Written request: In the records below, express the lines from the one containing "unit-1-heading: UNIT I" to the one containing "unit-5-line: plots –", both included, as a JSON list of strings with one string per line and blank lines omitted.
--- START Records to process ---
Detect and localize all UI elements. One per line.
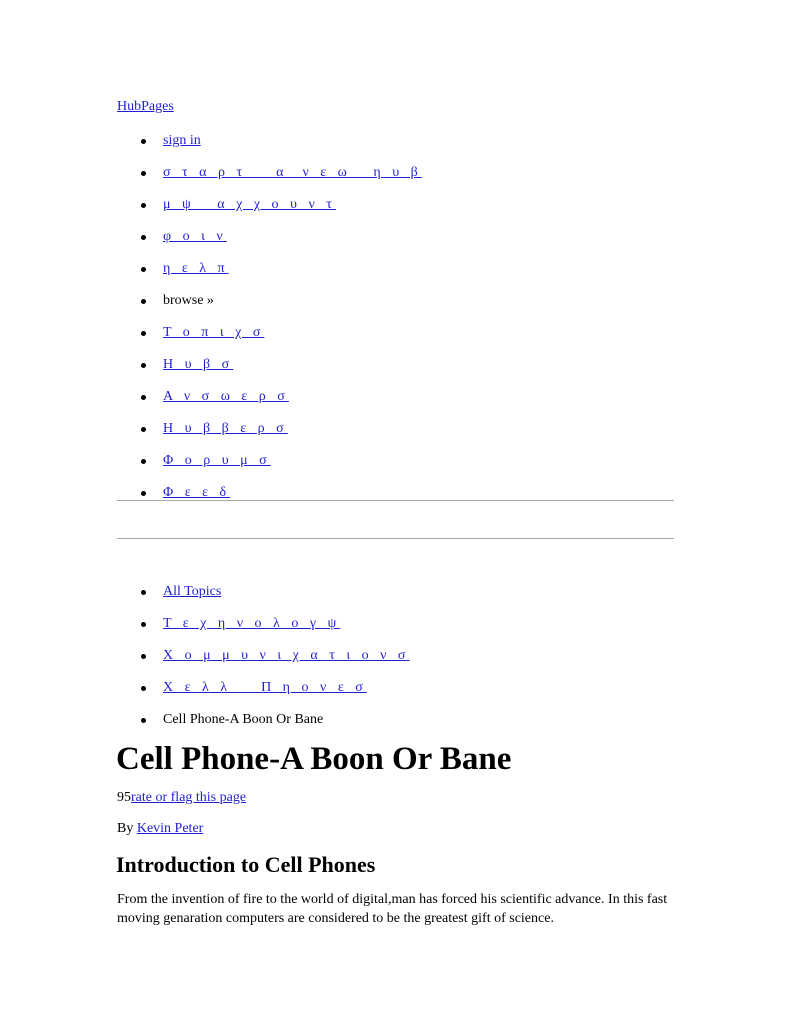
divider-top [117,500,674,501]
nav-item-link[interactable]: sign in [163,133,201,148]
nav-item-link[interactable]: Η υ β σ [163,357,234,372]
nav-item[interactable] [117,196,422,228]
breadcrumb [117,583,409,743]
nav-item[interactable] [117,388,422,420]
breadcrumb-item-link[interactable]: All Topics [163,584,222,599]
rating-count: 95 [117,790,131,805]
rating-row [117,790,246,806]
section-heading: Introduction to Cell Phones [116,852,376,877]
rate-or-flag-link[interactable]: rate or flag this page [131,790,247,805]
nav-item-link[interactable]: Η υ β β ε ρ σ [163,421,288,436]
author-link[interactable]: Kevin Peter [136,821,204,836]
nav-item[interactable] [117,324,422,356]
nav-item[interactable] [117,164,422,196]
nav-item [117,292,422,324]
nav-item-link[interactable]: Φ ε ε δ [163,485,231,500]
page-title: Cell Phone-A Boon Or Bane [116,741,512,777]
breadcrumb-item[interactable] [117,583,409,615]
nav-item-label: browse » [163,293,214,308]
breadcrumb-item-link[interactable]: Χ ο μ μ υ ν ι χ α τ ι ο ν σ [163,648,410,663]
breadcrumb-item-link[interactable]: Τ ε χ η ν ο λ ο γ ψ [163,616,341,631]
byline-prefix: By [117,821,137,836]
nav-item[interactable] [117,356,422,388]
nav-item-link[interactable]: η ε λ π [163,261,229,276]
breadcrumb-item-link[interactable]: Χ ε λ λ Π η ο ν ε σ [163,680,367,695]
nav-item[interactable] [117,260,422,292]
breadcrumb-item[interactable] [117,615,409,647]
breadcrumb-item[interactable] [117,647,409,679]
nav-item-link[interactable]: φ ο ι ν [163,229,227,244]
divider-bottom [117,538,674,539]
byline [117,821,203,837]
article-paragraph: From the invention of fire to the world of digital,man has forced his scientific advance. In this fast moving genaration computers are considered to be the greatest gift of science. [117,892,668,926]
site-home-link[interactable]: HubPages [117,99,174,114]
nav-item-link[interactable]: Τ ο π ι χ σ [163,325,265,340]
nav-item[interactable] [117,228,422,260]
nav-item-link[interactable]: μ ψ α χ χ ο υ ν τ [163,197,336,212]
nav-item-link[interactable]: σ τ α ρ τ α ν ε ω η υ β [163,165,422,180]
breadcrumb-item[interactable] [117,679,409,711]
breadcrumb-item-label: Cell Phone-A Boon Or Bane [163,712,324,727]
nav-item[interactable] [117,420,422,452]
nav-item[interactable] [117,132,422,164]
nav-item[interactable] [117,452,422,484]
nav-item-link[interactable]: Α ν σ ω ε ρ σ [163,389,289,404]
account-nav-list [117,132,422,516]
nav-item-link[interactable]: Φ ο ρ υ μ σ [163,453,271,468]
--- END Records to process ---
--- START Records to process ---
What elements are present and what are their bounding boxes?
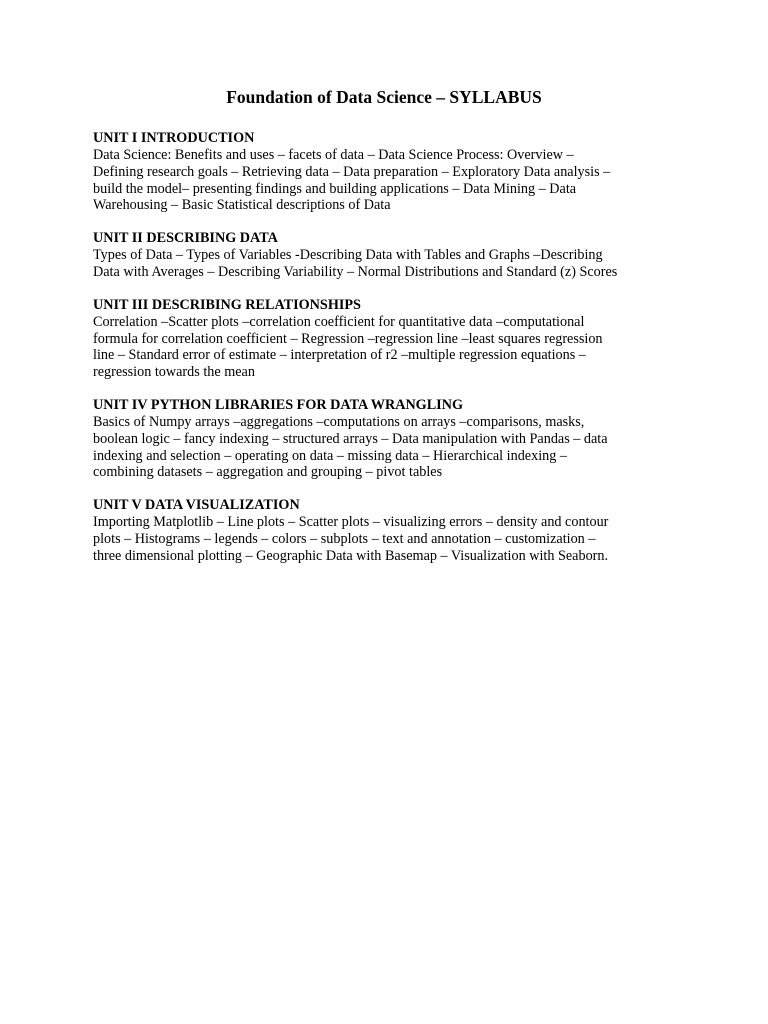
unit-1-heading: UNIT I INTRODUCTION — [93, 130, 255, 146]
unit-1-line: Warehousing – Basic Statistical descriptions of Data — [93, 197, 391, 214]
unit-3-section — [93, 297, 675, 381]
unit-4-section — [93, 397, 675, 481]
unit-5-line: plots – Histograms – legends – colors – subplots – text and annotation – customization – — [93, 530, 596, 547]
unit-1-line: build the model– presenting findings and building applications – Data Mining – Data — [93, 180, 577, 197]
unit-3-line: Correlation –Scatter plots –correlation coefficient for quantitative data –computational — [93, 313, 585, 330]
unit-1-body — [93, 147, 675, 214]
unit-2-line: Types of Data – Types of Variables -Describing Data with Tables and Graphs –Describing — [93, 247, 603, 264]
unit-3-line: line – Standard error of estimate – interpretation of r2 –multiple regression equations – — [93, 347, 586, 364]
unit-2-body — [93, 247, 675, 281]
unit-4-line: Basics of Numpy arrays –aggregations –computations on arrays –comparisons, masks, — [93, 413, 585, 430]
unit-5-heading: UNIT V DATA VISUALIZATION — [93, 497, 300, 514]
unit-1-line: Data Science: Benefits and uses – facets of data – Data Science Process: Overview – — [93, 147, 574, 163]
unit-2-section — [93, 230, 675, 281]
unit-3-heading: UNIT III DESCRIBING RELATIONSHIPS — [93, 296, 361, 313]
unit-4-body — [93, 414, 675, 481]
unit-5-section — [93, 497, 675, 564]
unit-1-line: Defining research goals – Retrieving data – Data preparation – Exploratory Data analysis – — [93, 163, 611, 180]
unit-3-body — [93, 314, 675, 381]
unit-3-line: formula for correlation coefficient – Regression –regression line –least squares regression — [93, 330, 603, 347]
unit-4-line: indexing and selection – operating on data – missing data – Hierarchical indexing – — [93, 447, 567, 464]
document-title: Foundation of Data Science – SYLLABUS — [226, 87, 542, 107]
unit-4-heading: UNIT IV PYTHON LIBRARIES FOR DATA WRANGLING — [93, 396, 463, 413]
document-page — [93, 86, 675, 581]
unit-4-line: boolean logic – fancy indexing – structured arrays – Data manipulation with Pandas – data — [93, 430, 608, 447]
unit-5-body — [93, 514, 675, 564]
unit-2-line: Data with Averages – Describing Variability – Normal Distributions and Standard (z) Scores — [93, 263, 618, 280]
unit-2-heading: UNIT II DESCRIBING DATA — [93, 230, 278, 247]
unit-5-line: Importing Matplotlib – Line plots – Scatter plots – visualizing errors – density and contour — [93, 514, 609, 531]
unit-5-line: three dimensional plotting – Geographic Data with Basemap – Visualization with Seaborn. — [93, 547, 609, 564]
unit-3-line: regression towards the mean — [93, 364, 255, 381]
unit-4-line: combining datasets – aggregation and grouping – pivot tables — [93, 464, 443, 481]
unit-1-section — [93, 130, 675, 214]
--- END Records to process ---
Written solution:
[
  "unit-1-heading: UNIT I INTRODUCTION — [93, 130, 255, 146]",
  "unit-1-line: Warehousing – Basic Statistical descriptions of Data — [93, 197, 391, 214]",
  "unit-3-section — [93, 297, 675, 381]",
  "unit-4-section — [93, 397, 675, 481]",
  "unit-5-line: plots – Histograms – legends – colors – subplots – text and annotation – customization – — [93, 530, 596, 547]"
]